# AIM
Quote the entries that follow exactly, leaving none out.
-- begin INPUT RECORDS --
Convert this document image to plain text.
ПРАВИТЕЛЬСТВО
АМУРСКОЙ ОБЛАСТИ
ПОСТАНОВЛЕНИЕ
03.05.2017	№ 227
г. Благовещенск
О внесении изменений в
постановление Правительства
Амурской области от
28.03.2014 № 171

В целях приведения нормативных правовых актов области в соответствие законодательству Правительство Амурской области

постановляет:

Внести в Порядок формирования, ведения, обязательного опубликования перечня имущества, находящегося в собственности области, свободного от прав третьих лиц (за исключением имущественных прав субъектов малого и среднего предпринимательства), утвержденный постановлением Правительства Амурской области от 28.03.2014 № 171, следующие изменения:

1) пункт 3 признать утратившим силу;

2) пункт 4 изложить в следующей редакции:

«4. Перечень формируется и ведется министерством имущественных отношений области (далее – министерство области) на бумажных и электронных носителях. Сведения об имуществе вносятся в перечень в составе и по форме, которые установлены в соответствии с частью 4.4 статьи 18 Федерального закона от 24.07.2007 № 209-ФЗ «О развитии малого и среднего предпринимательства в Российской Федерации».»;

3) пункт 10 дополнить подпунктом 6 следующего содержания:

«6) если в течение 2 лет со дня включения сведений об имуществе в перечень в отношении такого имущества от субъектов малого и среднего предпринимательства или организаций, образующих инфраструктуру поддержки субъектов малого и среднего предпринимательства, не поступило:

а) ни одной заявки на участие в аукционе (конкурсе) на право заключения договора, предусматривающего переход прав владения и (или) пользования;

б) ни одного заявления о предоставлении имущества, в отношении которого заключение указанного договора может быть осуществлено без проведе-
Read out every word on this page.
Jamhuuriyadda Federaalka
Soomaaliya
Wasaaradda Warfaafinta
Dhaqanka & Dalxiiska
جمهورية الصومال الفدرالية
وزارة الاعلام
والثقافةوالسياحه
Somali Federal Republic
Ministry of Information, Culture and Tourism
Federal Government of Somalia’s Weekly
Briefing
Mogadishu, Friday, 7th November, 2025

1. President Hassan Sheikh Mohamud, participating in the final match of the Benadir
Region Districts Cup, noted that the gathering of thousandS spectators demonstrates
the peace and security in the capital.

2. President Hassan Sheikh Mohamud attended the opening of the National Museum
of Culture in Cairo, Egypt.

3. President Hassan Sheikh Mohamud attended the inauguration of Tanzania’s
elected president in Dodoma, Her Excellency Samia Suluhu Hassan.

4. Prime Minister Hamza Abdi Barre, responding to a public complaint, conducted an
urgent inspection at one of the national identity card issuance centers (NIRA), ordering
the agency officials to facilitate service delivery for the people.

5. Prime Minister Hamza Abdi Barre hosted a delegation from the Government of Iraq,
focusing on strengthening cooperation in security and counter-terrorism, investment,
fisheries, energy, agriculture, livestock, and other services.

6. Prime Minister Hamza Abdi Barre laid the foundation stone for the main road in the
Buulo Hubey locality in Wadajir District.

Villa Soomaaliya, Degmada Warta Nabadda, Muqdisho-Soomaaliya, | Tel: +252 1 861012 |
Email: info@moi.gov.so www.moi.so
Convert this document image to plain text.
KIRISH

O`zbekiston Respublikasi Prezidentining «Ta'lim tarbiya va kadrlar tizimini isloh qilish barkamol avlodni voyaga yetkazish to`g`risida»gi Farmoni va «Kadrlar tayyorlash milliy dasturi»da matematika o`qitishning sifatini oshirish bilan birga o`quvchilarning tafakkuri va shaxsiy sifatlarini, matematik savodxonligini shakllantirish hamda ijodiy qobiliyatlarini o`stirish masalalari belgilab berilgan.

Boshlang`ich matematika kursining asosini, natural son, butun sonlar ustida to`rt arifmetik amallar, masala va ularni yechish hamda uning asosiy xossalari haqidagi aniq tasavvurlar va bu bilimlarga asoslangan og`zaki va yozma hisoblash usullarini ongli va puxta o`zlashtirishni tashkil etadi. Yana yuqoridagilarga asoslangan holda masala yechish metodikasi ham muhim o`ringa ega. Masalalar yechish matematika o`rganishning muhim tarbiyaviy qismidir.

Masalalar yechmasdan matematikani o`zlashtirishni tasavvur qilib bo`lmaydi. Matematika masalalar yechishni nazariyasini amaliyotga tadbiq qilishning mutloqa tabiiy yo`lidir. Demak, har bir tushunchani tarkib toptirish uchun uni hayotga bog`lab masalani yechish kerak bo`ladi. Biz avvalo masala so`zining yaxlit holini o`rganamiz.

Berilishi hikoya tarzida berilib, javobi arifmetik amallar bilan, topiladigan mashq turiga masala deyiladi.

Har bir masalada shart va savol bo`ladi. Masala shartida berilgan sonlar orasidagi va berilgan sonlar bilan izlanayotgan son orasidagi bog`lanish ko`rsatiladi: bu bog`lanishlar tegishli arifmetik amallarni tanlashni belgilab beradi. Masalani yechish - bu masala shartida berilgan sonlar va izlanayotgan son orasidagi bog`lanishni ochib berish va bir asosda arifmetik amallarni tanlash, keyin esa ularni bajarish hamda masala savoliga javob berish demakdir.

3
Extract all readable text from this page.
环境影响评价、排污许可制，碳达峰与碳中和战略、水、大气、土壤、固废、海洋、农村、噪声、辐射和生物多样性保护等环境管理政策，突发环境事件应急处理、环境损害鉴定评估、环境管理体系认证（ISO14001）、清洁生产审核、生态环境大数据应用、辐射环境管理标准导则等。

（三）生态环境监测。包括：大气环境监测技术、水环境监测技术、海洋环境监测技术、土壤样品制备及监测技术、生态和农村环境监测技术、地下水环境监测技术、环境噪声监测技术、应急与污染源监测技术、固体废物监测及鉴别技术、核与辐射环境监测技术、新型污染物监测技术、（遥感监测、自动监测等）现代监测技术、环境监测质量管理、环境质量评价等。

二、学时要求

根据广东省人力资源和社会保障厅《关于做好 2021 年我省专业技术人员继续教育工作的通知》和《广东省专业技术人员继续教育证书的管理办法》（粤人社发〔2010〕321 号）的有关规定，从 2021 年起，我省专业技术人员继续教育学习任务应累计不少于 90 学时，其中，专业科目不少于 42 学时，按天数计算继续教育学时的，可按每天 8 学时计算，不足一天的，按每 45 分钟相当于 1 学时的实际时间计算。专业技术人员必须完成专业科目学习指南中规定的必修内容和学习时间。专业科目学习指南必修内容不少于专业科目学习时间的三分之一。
-- end INPUT RECORDS --
# TASK RESULT
Convert this document image to plain text.
ПРАВИТЕЛЬСТВО
АМУРСКОЙ ОБЛАСТИ
ПОСТАНОВЛЕНИЕ
03.05.2017	№ 227
г. Благовещенск
О внесении изменений в
постановление Правительства
Амурской области от
28.03.2014 № 171

В целях приведения нормативных правовых актов области в соответствие законодательству Правительство Амурской области

постановляет:

Внести в Порядок формирования, ведения, обязательного опубликования перечня имущества, находящегося в собственности области, свободного от прав третьих лиц (за исключением имущественных прав субъектов малого и среднего предпринимательства), утвержденный постановлением Правительства Амурской области от 28.03.2014 № 171, следующие изменения:

1) пункт 3 признать утратившим силу;

2) пункт 4 изложить в следующей редакции:

«4. Перечень формируется и ведется министерством имущественных отношений области (далее – министерство области) на бумажных и электронных носителях. Сведения об имуществе вносятся в перечень в составе и по форме, которые установлены в соответствии с частью 4.4 статьи 18 Федерального закона от 24.07.2007 № 209-ФЗ «О развитии малого и среднего предпринимательства в Российской Федерации».»;

3) пункт 10 дополнить подпунктом 6 следующего содержания:

«6) если в течение 2 лет со дня включения сведений об имуществе в перечень в отношении такого имущества от субъектов малого и среднего предпринимательства или организаций, образующих инфраструктуру поддержки субъектов малого и среднего предпринимательства, не поступило:

а) ни одной заявки на участие в аукционе (конкурсе) на право заключения договора, предусматривающего переход прав владения и (или) пользования;

б) ни одного заявления о предоставлении имущества, в отношении которого заключение указанного договора может быть осуществлено без проведе-
Read out every word on this page.
Jamhuuriyadda Federaalka
Soomaaliya
Wasaaradda Warfaafinta
Dhaqanka & Dalxiiska
جمهورية الصومال الفدرالية
وزارة الاعلام
والثقافةوالسياحه
Somali Federal Republic
Ministry of Information, Culture and Tourism
Federal Government of Somalia’s Weekly
Briefing
Mogadishu, Friday, 7th November, 2025

1. President Hassan Sheikh Mohamud, participating in the final match of the Benadir
Region Districts Cup, noted that the gathering of thousandS spectators demonstrates
the peace and security in the capital.

2. President Hassan Sheikh Mohamud attended the opening of the National Museum
of Culture in Cairo, Egypt.

3. President Hassan Sheikh Mohamud attended the inauguration of Tanzania’s
elected president in Dodoma, Her Excellency Samia Suluhu Hassan.

4. Prime Minister Hamza Abdi Barre, responding to a public complaint, conducted an
urgent inspection at one of the national identity card issuance centers (NIRA), ordering
the agency officials to facilitate service delivery for the people.

5. Prime Minister Hamza Abdi Barre hosted a delegation from the Government of Iraq,
focusing on strengthening cooperation in security and counter-terrorism, investment,
fisheries, energy, agriculture, livestock, and other services.

6. Prime Minister Hamza Abdi Barre laid the foundation stone for the main road in the
Buulo Hubey locality in Wadajir District.

Villa Soomaaliya, Degmada Warta Nabadda, Muqdisho-Soomaaliya, | Tel: +252 1 861012 |
Email: info@moi.gov.so www.moi.so
Convert this document image to plain text.
KIRISH

O`zbekiston Respublikasi Prezidentining «Ta'lim tarbiya va kadrlar tizimini isloh qilish barkamol avlodni voyaga yetkazish to`g`risida»gi Farmoni va «Kadrlar tayyorlash milliy dasturi»da matematika o`qitishning sifatini oshirish bilan birga o`quvchilarning tafakkuri va shaxsiy sifatlarini, matematik savodxonligini shakllantirish hamda ijodiy qobiliyatlarini o`stirish masalalari belgilab berilgan.

Boshlang`ich matematika kursining asosini, natural son, butun sonlar ustida to`rt arifmetik amallar, masala va ularni yechish hamda uning asosiy xossalari haqidagi aniq tasavvurlar va bu bilimlarga asoslangan og`zaki va yozma hisoblash usullarini ongli va puxta o`zlashtirishni tashkil etadi. Yana yuqoridagilarga asoslangan holda masala yechish metodikasi ham muhim o`ringa ega. Masalalar yechish matematika o`rganishning muhim tarbiyaviy qismidir.

Masalalar yechmasdan matematikani o`zlashtirishni tasavvur qilib bo`lmaydi. Matematika masalalar yechishni nazariyasini amaliyotga tadbiq qilishning mutloqa tabiiy yo`lidir. Demak, har bir tushunchani tarkib toptirish uchun uni hayotga bog`lab masalani yechish kerak bo`ladi. Biz avvalo masala so`zining yaxlit holini o`rganamiz.

Berilishi hikoya tarzida berilib, javobi arifmetik amallar bilan, topiladigan mashq turiga masala deyiladi.

Har bir masalada shart va savol bo`ladi. Masala shartida berilgan sonlar orasidagi va berilgan sonlar bilan izlanayotgan son orasidagi bog`lanish ko`rsatiladi: bu bog`lanishlar tegishli arifmetik amallarni tanlashni belgilab beradi. Masalani yechish - bu masala shartida berilgan sonlar va izlanayotgan son orasidagi bog`lanishni ochib berish va bir asosda arifmetik amallarni tanlash, keyin esa ularni bajarish hamda masala savoliga javob berish demakdir.

3
Extract all readable text from this page.
环境影响评价、排污许可制，碳达峰与碳中和战略、水、大气、土壤、固废、海洋、农村、噪声、辐射和生物多样性保护等环境管理政策，突发环境事件应急处理、环境损害鉴定评估、环境管理体系认证（ISO14001）、清洁生产审核、生态环境大数据应用、辐射环境管理标准导则等。

（三）生态环境监测。包括：大气环境监测技术、水环境监测技术、海洋环境监测技术、土壤样品制备及监测技术、生态和农村环境监测技术、地下水环境监测技术、环境噪声监测技术、应急与污染源监测技术、固体废物监测及鉴别技术、核与辐射环境监测技术、新型污染物监测技术、（遥感监测、自动监测等）现代监测技术、环境监测质量管理、环境质量评价等。

二、学时要求

根据广东省人力资源和社会保障厅《关于做好 2021 年我省专业技术人员继续教育工作的通知》和《广东省专业技术人员继续教育证书的管理办法》（粤人社发〔2010〕321 号）的有关规定，从 2021 年起，我省专业技术人员继续教育学习任务应累计不少于 90 学时，其中，专业科目不少于 42 学时，按天数计算继续教育学时的，可按每天 8 学时计算，不足一天的，按每 45 分钟相当于 1 学时的实际时间计算。专业技术人员必须完成专业科目学习指南中规定的必修内容和学习时间。专业科目学习指南必修内容不少于专业科目学习时间的三分之一。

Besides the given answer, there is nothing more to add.